MATERIAL FOR THIS EXERCISE:
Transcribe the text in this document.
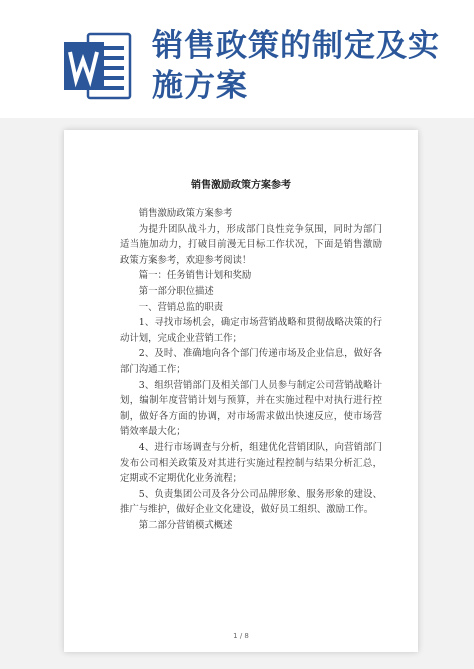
销售政策的制定及实施方案
销售激励政策方案参考

销售激励政策方案参考

为提升团队战斗力，形成部门良性竞争氛围，同时为部门适当施加动力，打破目前漫无目标工作状况，下面是销售激励政策方案参考，欢迎参考阅读！

篇一：任务销售计划和奖励

第一部分职位描述

一、营销总监的职责

1、寻找市场机会，确定市场营销战略和贯彻战略决策的行动计划，完成企业营销工作；

2、及时、准确地向各个部门传递市场及企业信息，做好各部门沟通工作；

3、组织营销部门及相关部门人员参与制定公司营销战略计划，编制年度营销计划与预算，并在实施过程中对执行进行控制，做好各方面的协调，对市场需求做出快速反应，使市场营销效率最大化；

4、进行市场调查与分析，组建优化营销团队，向营销部门发布公司相关政策及对其进行实施过程控制与结果分析汇总，定期或不定期优化业务流程；

5、负责集团公司及各分公司品牌形象、服务形象的建设、推广与维护，做好企业文化建设，做好员工组织、激励工作。

第二部分营销模式概述

1 / 8
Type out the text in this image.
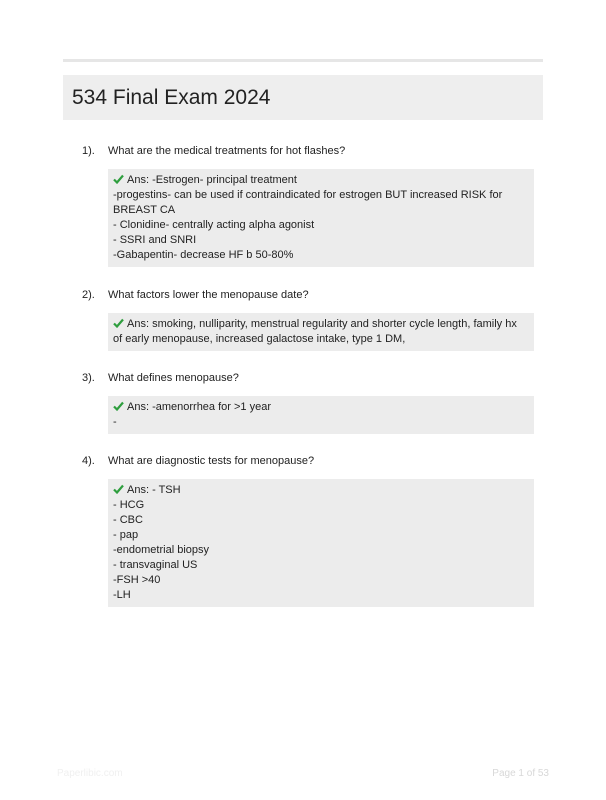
534 Final Exam 2024
1). What are the medical treatments for hot flashes?
Ans: -Estrogen- principal treatment
-progestins- can be used if contraindicated for estrogen BUT increased RISK for BREAST CA
- Clonidine- centrally acting alpha agonist
- SSRI and SNRI
-Gabapentin- decrease HF b 50-80%
2). What factors lower the menopause date?
Ans: smoking, nulliparity, menstrual regularity and shorter cycle length, family hx of early menopause, increased galactose intake, type 1 DM,
3). What defines menopause?
Ans: -amenorrhea for >1 year
-
4). What are diagnostic tests for menopause?
Ans: - TSH
- HCG
- CBC
- pap
-endometrial biopsy
- transvaginal US
-FSH >40
-LH
Paperlibic.com	Page 1 of 53
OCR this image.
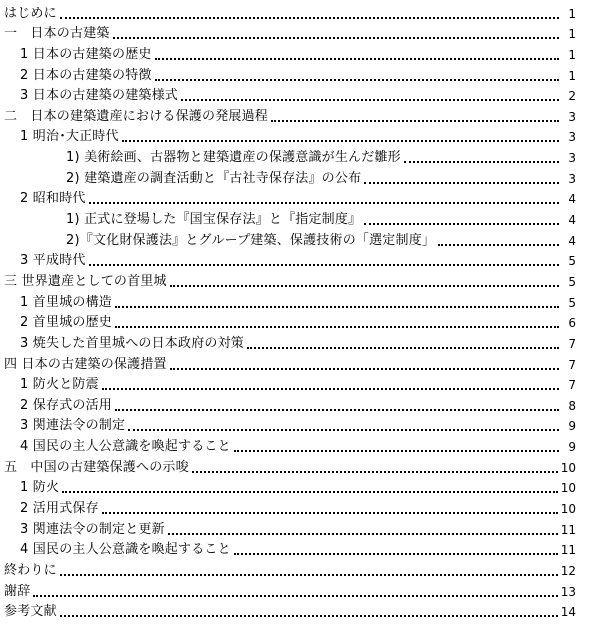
はじめに	1
一　日本の古建築	1
1 日本の古建築の歴史	1
2 日本の古建築の特徴	1
3 日本の古建築の建築様式	2
二　日本の建築遺産における保護の発展過程	3
1 明治･大正時代	3
1) 美術絵画、古器物と建築遺産の保護意識が生んだ雛形	3
2) 建築遺産の調査活動と『古社寺保存法』の公布	3
2 昭和時代	4
1) 正式に登場した『国宝保存法』と『指定制度』	4
2)『文化財保護法』とグループ建築、保護技術の「選定制度」	4
3 平成時代	5
三 世界遺産としての首里城	5
1 首里城の構造	5
2 首里城の歴史	6
3 焼失した首里城への日本政府の対策	7
四 日本の古建築の保護措置	7
1 防火と防震	7
2 保存式の活用	8
3 関連法令の制定	9
4 国民の主人公意識を喚起すること	9
五　中国の古建築保護への示唆	10
1 防火	10
2 活用式保存	10
3 関連法令の制定と更新	11
4 国民の主人公意識を喚起すること	11
終わりに	12
謝辞	13
参考文献	14
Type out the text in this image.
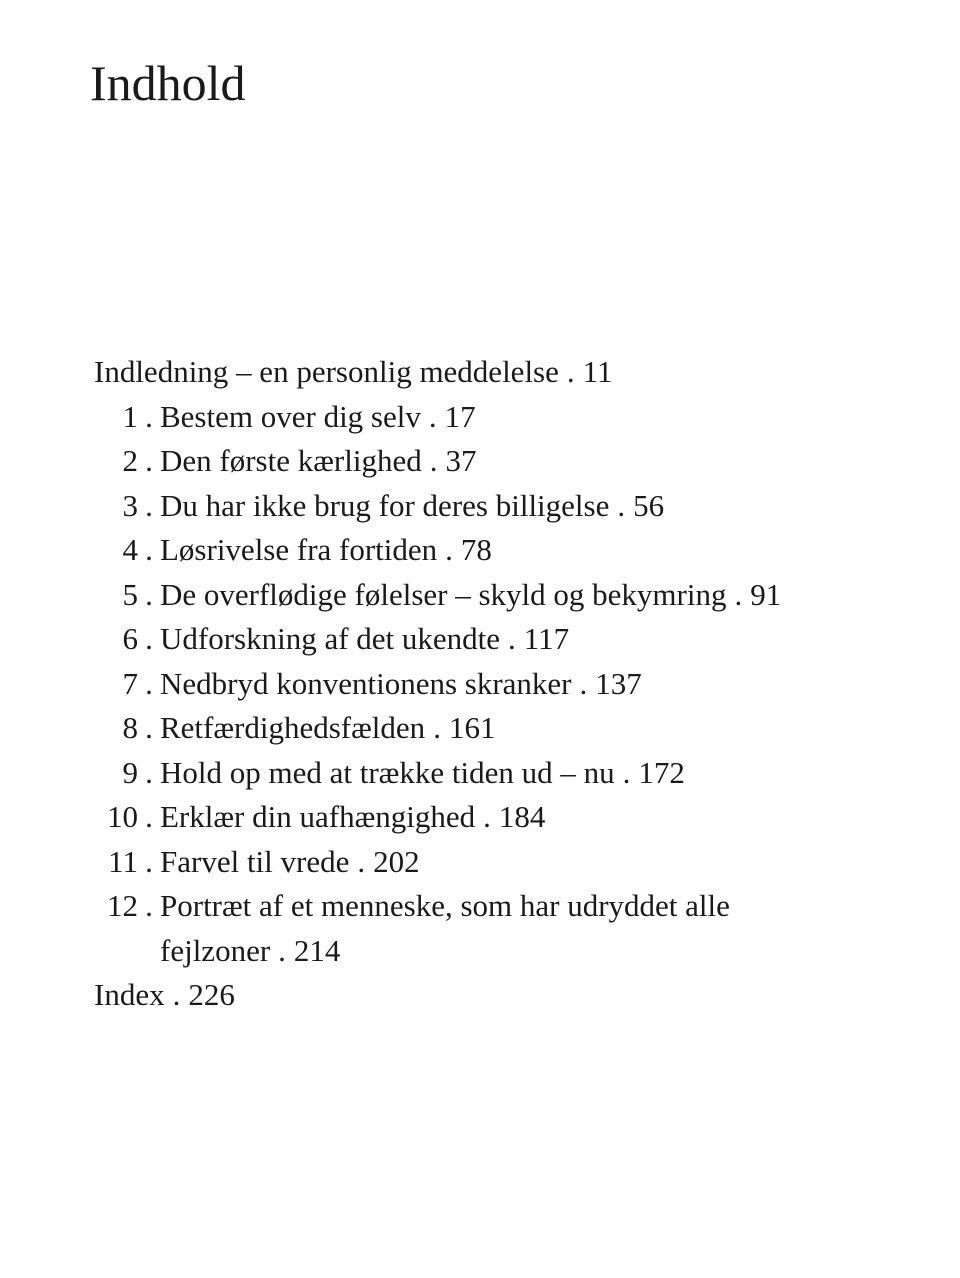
Indhold
Indledning – en personlig meddelelse . 11
1 . Bestem over dig selv . 17
2 . Den første kærlighed . 37
3 . Du har ikke brug for deres billigelse . 56
4 . Løsrivelse fra fortiden . 78
5 . De overflødige følelser – skyld og bekymring . 91
6 . Udforskning af det ukendte . 117
7 . Nedbryd konventionens skranker . 137
8 . Retfærdighedsfælden . 161
9 . Hold op med at trække tiden ud – nu . 172
10 . Erklær din uafhængighed . 184
11 . Farvel til vrede . 202
12 . Portræt af et menneske, som har udryddet alle fejlzoner . 214
Index . 226
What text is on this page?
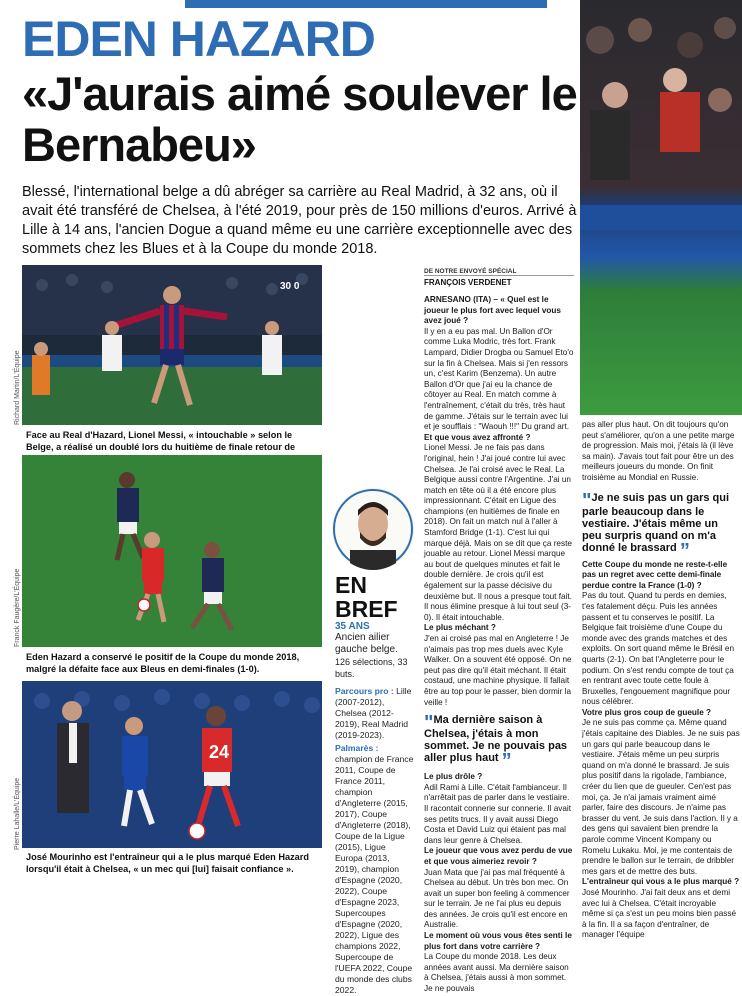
EDEN HAZARD
«J'aurais aimé soulever le Bernabeu»
Blessé, l'international belge a dû abréger sa carrière au Real Madrid, à 32 ans, où il avait été transféré de Chelsea, à l'été 2019, pour près de 150 millions d'euros. Arrivé à Lille à 14 ans, l'ancien Dogue a quand même eu une carrière exceptionnelle avec des sommets chez les Blues et à la Coupe du monde 2018.
30 0
Richard Martin/L'Équipe
Face au Real d'Hazard, Lionel Messi, « intouchable » selon le Belge, a réalisé un doublé lors du huitième de finale retour de
Franck Faugère/L'Équipe
Eden Hazard a conservé le positif de la Coupe du monde 2018, malgré la défaite face aux Bleus en demi-finales (1-0).
24
Pierre Lahalle/L'Équipe
José Mourinho est l'entraîneur qui a le plus marqué Eden Hazard lorsqu'il était à Chelsea, « un mec qui [lui] faisait confiance ».
EN BREF
35 ANS
Ancien ailier gauche belge.
126 sélections, 33 buts.
Parcours pro : Lille (2007-2012), Chelsea (2012-2019), Real Madrid (2019-2023).
Palmarès : champion de France 2011, Coupe de France 2011, champion d'Angleterre (2015, 2017), Coupe d'Angleterre (2018), Coupe de la Ligue (2015), Ligue Europa (2013, 2019), champion d'Espagne (2020, 2022), Coupe d'Espagne 2023, Supercoupes d'Espagne (2020, 2022), Ligue des champions 2022, Supercoupe de l'UEFA 2022, Coupe du monde des clubs 2022.
DE NOTRE ENVOYÉ SPÉCIAL
FRANÇOIS VERDENET

ARNESANO (ITA) – « Quel est le joueur le plus fort avec lequel vous avez joué ?

Il y en a eu pas mal. Un Ballon d'Or comme Luka Modric, très fort. Frank Lampard, Didier Drogba ou Samuel Eto'o sur la fin à Chelsea. Mais si j'en ressors un, c'est Karim (Benzema). Un autre Ballon d'Or que j'ai eu la chance de côtoyer au Real. En match comme à l'entraînement, c'était du très, très haut de gamme. J'étais sur le terrain avec lui et je soufflais : "Waouh !!!" Du grand art.

Et que vous avez affronté ?

Lionel Messi. Je ne fais pas dans l'original, hein ! J'ai joué contre lui avec Chelsea. Je l'ai croisé avec le Real. La Belgique aussi contre l'Argentine. J'ai un match en tête où il a été encore plus impressionnant. C'était en Ligue des champions (en huitièmes de finale en 2018). On fait un match nul à l'aller à Stamford Bridge (1-1). C'est lui qui marque déjà. Mais on se dit que ça reste jouable au retour. Lionel Messi marque au bout de quelques minutes et fait le double dernière. Je crois qu'il est également sur la passe décisive du deuxième but. Il nous a presque tout fait. Il nous élimine presque à lui tout seul (3-0). Il était intouchable.

Le plus méchant ?

J'en ai croisé pas mal en Angleterre ! Je n'aimais pas trop mes duels avec Kyle Walker. On a souvent été opposé. On ne peut pas dire qu'il était méchant. Il était costaud, une machine physique. Il fallait être au top pour le passer, bien dormir la veille !

"Ma dernière saison à Chelsea, j'étais à mon sommet. Je ne pouvais pas aller plus haut ”

Le plus drôle ?

Adil Rami à Lille. C'était l'ambianceur. Il n'arrêtait pas de parler dans le vestiaire. Il racontait connerie sur connerie. Il avait ses petits trucs. Il y avait aussi Diego Costa et David Luiz qui étaient pas mal dans leur genre à Chelsea.

Le joueur que vous avez perdu de vue et que vous aimeriez revoir ?

Juan Mata que j'ai pas mal fréquenté à Chelsea au début. Un très bon mec. On avait un super bon feeling à commencer sur le terrain. Je ne l'ai plus eu depuis des années. Je crois qu'il est encore en Australie.

Le moment où vous vous êtes senti le plus fort dans votre carrière ?

La Coupe du monde 2018. Les deux années avant aussi. Ma dernière saison à Chelsea, j'étais aussi à mon sommet. Je ne pouvais

pas aller plus haut. On dit toujours qu'on peut s'améliorer, qu'on a une petite marge de progression. Mais moi, j'étais là (il lève sa main). J'avais tout fait pour être un des meilleurs joueurs du monde. On finit troisième au Mondial en Russie.
"Je ne suis pas un gars qui parle beaucoup dans le vestiaire. J'étais même un peu surpris quand on m'a donné le brassard ”

Cette Coupe du monde ne reste-t-elle pas un regret avec cette demi-finale perdue contre la France (1-0) ?

Pas du tout. Quand tu perds en demies, t'es fatalement déçu. Puis les années passent et tu conserves le positif. La Belgique fait troisième d'une Coupe du monde avec des grands matches et des exploits. On sort quand même le Brésil en quarts (2-1). On bat l'Angleterre pour le podium. On s'est rendu compte de tout ça en rentrant avec toute cette foule à Bruxelles, l'engouement magnifique pour nous célébrer.

Votre plus gros coup de gueule ?

Je ne suis pas comme ça. Même quand j'étais capitaine des Diables. Je ne suis pas un gars qui parle beaucoup dans le vestiaire. J'étais même un peu surpris quand on m'a donné le brassard. Je suis plus positif dans la rigolade, l'ambiance, créer du lien que de gueuler. Cen'est pas moi, ça. Je n'ai jamais vraiment aimé parler, faire des discours. Je n'aime pas brasser du vent. Je suis dans l'action. Il y a des gens qui savaient bien prendre la parole comme Vincent Kompany ou Romelu Lukaku. Moi, je me contentais de prendre le ballon sur le terrain, de dribbler mes gars et de mettre des buts.

L'entraîneur qui vous a le plus marqué ?

José Mourinho. J'ai fait deux ans et demi avec lui à Chelsea. C'était incroyable même si ça s'est un peu moins bien passé à la fin. Il a sa façon d'entraîner, de manager l'équipe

WHAT IS REQUIRED: Give only the number of lines in the material above where the string "Mourinho" appears.

WRITTEN REPLY: 2